Stored data entries:
⟨

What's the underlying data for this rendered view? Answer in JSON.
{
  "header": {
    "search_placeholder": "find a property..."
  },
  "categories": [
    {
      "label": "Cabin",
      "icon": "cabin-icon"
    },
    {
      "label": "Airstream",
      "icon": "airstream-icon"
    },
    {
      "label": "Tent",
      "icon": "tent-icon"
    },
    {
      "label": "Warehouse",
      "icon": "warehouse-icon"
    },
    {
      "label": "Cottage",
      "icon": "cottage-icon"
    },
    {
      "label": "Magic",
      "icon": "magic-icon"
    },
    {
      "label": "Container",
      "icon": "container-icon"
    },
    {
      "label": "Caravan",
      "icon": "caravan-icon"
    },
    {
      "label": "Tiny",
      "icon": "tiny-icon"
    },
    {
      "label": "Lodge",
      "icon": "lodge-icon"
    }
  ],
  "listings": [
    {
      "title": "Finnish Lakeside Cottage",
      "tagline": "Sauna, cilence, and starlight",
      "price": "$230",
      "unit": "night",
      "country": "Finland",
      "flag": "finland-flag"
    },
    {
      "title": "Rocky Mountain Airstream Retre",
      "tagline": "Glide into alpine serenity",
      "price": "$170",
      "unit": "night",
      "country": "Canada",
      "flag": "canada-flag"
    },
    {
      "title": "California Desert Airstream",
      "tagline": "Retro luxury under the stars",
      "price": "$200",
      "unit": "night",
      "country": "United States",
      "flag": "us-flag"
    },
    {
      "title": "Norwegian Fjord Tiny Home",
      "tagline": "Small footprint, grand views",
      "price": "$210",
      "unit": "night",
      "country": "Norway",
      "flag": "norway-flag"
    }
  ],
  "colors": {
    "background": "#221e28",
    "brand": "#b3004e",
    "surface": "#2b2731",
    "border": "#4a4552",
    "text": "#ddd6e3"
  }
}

⟩

What you will do:
Return all the data exactly as given.

Output for this exercise:
What's the underlying data for this rendered view? Answer in JSON.
{
  "header": {
    "search_placeholder": "find a property..."
  },
  "categories": [
    {
      "label": "Cabin",
      "icon": "cabin-icon"
    },
    {
      "label": "Airstream",
      "icon": "airstream-icon"
    },
    {
      "label": "Tent",
      "icon": "tent-icon"
    },
    {
      "label": "Warehouse",
      "icon": "warehouse-icon"
    },
    {
      "label": "Cottage",
      "icon": "cottage-icon"
    },
    {
      "label": "Magic",
      "icon": "magic-icon"
    },
    {
      "label": "Container",
      "icon": "container-icon"
    },
    {
      "label": "Caravan",
      "icon": "caravan-icon"
    },
    {
      "label": "Tiny",
      "icon": "tiny-icon"
    },
    {
      "label": "Lodge",
      "icon": "lodge-icon"
    }
  ],
  "listings": [
    {
      "title": "Finnish Lakeside Cottage",
      "tagline": "Sauna, cilence, and starlight",
      "price": "$230",
      "unit": "night",
      "country": "Finland",
      "flag": "finland-flag"
    },
    {
      "title": "Rocky Mountain Airstream Retre",
      "tagline": "Glide into alpine serenity",
      "price": "$170",
      "unit": "night",
      "country": "Canada",
      "flag": "canada-flag"
    },
    {
      "title": "California Desert Airstream",
      "tagline": "Retro luxury under the stars",
      "price": "$200",
      "unit": "night",
      "country": "United States",
      "flag": "us-flag"
    },
    {
      "title": "Norwegian Fjord Tiny Home",
      "tagline": "Small footprint, grand views",
      "price": "$210",
      "unit": "night",
      "country": "Norway",
      "flag": "norway-flag"
    }
  ],
  "colors": {
    "background": "#221e28",
    "brand": "#b3004e",
    "surface": "#2b2731",
    "border": "#4a4552",
    "text": "#ddd6e3"
  }
}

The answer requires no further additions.